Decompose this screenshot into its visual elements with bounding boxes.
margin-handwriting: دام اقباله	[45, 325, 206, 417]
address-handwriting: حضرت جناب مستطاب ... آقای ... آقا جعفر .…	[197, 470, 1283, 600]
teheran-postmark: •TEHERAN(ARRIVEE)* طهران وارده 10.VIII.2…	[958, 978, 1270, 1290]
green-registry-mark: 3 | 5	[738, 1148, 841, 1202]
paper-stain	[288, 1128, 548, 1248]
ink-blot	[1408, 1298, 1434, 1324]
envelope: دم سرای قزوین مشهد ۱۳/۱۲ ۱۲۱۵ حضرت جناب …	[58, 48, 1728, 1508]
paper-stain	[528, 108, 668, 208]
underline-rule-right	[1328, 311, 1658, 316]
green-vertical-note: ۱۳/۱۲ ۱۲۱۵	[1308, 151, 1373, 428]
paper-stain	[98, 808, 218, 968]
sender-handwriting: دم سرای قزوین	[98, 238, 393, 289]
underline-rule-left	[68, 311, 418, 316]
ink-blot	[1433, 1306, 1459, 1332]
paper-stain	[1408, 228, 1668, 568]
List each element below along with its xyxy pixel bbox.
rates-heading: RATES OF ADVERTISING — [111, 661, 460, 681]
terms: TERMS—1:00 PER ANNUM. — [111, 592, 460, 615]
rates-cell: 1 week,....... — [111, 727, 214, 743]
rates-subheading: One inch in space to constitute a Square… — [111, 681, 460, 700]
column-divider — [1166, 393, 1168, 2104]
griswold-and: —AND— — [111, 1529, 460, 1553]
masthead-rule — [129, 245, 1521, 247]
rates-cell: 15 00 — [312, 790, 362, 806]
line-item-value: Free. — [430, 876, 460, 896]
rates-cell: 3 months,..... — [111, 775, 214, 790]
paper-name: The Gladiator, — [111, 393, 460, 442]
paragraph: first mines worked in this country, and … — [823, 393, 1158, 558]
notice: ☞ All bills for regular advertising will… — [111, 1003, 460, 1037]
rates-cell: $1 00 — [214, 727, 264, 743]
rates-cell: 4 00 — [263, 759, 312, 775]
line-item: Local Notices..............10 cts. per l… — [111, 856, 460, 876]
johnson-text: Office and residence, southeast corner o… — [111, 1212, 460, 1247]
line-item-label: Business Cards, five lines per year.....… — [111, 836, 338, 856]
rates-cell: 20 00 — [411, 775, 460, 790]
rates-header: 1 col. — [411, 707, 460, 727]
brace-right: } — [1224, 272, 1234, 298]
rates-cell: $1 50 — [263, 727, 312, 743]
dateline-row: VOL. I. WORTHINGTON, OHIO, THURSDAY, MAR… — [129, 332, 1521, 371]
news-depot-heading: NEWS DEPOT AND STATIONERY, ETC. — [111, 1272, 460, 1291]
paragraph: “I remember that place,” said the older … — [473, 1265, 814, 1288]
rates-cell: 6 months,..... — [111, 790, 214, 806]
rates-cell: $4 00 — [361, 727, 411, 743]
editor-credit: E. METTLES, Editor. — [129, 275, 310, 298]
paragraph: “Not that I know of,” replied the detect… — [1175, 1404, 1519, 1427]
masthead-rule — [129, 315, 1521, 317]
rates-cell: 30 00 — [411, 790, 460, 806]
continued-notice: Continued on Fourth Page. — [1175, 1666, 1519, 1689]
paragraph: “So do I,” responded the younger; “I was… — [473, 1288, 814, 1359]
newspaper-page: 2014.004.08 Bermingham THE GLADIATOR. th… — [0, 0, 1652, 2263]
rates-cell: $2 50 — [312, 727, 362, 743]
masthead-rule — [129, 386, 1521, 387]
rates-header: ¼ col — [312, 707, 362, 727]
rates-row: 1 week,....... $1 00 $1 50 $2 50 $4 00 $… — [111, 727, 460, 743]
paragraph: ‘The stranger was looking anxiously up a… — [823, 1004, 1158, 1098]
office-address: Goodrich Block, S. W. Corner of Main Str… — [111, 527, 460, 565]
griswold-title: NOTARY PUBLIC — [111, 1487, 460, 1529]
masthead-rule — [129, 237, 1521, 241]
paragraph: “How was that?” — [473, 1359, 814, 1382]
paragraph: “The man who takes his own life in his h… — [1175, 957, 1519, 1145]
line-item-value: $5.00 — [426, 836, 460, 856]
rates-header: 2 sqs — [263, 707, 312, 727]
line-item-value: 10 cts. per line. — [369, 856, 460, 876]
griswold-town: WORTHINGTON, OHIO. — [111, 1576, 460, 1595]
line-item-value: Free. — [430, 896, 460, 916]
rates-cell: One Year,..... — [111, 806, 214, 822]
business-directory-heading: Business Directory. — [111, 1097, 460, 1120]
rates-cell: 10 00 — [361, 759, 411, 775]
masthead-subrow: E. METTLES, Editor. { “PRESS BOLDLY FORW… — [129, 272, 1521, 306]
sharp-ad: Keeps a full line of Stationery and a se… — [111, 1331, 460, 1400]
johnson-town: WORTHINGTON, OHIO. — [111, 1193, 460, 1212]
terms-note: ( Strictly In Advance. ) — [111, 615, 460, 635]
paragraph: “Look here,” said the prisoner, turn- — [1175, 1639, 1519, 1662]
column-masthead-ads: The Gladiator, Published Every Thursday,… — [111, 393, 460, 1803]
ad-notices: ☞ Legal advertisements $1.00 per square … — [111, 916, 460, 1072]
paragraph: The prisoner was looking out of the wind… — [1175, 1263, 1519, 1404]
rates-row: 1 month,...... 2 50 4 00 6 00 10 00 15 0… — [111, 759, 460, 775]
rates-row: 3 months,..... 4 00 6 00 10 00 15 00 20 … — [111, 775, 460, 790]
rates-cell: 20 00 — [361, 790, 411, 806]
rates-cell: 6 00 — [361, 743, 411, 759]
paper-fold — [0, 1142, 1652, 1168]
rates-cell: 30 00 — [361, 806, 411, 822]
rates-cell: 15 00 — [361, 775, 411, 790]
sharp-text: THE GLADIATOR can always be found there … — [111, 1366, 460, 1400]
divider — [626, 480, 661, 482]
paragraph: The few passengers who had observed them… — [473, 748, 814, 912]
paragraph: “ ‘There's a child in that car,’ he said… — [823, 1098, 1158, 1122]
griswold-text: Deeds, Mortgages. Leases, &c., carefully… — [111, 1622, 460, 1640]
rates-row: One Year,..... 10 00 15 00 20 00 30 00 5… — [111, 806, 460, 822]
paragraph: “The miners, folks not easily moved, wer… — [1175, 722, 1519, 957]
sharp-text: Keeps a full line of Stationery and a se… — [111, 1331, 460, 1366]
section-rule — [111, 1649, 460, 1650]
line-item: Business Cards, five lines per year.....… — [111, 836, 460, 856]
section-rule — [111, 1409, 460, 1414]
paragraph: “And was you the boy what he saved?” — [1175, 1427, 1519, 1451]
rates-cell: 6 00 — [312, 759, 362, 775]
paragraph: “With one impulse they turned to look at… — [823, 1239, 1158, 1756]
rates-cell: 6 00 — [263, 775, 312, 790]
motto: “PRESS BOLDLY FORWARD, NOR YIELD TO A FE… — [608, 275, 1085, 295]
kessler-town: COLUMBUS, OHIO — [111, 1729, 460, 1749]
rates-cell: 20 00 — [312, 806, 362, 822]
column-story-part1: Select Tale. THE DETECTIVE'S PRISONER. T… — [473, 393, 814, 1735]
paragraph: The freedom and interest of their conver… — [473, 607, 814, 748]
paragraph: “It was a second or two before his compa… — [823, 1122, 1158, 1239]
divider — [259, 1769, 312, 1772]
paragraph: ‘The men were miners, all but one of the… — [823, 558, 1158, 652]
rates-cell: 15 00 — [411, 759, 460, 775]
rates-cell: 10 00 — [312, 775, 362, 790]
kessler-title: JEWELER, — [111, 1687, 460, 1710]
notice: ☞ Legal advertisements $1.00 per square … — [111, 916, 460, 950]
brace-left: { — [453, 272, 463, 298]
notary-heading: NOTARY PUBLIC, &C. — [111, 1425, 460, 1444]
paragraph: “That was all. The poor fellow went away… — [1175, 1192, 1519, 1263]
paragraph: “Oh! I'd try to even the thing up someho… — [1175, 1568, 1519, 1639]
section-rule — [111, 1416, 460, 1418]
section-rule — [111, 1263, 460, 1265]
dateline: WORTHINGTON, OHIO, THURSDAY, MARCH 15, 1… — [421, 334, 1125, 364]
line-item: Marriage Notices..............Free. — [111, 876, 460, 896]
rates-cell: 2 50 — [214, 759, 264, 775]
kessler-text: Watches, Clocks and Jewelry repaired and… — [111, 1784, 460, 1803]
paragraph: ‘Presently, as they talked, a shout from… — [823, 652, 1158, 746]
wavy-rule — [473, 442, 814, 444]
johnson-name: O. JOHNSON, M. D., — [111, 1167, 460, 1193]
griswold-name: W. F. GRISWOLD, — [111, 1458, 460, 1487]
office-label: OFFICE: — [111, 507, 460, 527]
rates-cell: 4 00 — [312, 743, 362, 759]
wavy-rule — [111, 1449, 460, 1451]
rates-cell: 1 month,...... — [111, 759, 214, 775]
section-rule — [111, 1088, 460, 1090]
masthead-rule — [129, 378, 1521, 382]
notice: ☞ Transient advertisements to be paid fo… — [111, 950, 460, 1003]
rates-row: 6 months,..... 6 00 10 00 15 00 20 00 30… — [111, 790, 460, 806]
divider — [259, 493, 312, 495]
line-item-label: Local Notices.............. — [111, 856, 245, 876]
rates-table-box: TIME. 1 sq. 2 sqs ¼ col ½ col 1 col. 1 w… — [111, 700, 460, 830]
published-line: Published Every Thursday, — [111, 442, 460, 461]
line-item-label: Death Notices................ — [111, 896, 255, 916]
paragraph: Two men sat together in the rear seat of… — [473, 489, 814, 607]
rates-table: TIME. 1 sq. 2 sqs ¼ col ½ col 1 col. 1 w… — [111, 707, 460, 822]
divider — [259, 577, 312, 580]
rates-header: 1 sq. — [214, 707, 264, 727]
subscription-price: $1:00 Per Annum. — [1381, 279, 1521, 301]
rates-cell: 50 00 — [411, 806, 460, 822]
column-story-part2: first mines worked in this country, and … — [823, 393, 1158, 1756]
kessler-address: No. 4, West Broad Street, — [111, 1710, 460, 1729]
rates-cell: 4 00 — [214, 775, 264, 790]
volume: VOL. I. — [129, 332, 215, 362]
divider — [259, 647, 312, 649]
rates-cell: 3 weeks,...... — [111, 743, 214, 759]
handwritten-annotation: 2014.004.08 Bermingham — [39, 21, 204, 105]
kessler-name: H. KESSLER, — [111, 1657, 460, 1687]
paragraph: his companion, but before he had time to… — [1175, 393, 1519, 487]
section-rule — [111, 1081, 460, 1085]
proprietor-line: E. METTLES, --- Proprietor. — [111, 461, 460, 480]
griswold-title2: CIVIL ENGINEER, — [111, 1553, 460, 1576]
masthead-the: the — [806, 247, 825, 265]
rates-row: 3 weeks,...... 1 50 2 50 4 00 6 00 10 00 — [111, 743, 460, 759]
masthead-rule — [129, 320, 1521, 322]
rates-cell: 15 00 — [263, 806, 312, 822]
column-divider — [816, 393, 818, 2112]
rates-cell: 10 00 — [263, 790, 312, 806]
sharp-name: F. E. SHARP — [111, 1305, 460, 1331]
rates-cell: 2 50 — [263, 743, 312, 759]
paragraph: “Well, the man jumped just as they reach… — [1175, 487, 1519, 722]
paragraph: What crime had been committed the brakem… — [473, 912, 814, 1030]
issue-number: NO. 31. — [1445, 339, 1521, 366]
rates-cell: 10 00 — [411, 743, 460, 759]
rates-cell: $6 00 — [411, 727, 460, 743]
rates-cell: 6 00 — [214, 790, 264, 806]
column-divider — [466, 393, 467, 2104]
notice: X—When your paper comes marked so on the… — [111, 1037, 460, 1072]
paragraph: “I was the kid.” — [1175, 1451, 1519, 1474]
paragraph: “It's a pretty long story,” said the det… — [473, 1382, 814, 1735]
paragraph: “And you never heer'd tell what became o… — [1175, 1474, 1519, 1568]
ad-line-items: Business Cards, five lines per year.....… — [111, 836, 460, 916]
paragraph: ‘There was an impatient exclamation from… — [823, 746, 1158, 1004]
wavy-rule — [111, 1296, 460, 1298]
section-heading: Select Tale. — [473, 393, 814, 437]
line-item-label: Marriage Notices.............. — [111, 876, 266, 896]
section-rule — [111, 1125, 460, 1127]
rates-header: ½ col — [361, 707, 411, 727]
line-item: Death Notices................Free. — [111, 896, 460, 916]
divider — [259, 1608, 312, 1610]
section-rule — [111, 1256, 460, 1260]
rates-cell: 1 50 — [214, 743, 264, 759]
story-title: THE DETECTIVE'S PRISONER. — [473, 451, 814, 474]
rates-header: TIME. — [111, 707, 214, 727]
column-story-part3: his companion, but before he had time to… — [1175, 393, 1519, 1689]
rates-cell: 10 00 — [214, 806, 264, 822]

=== Written problem ===
Return verbatim the lines of the records, starting at their beginning and ending at the line that contains "1306, 1459, 1332]", with that line included.

=== Result of this task ===
Decompose this screenshot into its visual elements with bounding boxes.
margin-handwriting: دام اقباله	[45, 325, 206, 417]
address-handwriting: حضرت جناب مستطاب ... آقای ... آقا جعفر .…	[197, 470, 1283, 600]
teheran-postmark: •TEHERAN(ARRIVEE)* طهران وارده 10.VIII.2…	[958, 978, 1270, 1290]
green-registry-mark: 3 | 5	[738, 1148, 841, 1202]
paper-stain	[288, 1128, 548, 1248]
ink-blot	[1408, 1298, 1434, 1324]
envelope: دم سرای قزوین مشهد ۱۳/۱۲ ۱۲۱۵ حضرت جناب …	[58, 48, 1728, 1508]
paper-stain	[528, 108, 668, 208]
underline-rule-right	[1328, 311, 1658, 316]
green-vertical-note: ۱۳/۱۲ ۱۲۱۵	[1308, 151, 1373, 428]
paper-stain	[98, 808, 218, 968]
sender-handwriting: دم سرای قزوین	[98, 238, 393, 289]
underline-rule-left	[68, 311, 418, 316]
ink-blot	[1433, 1306, 1459, 1332]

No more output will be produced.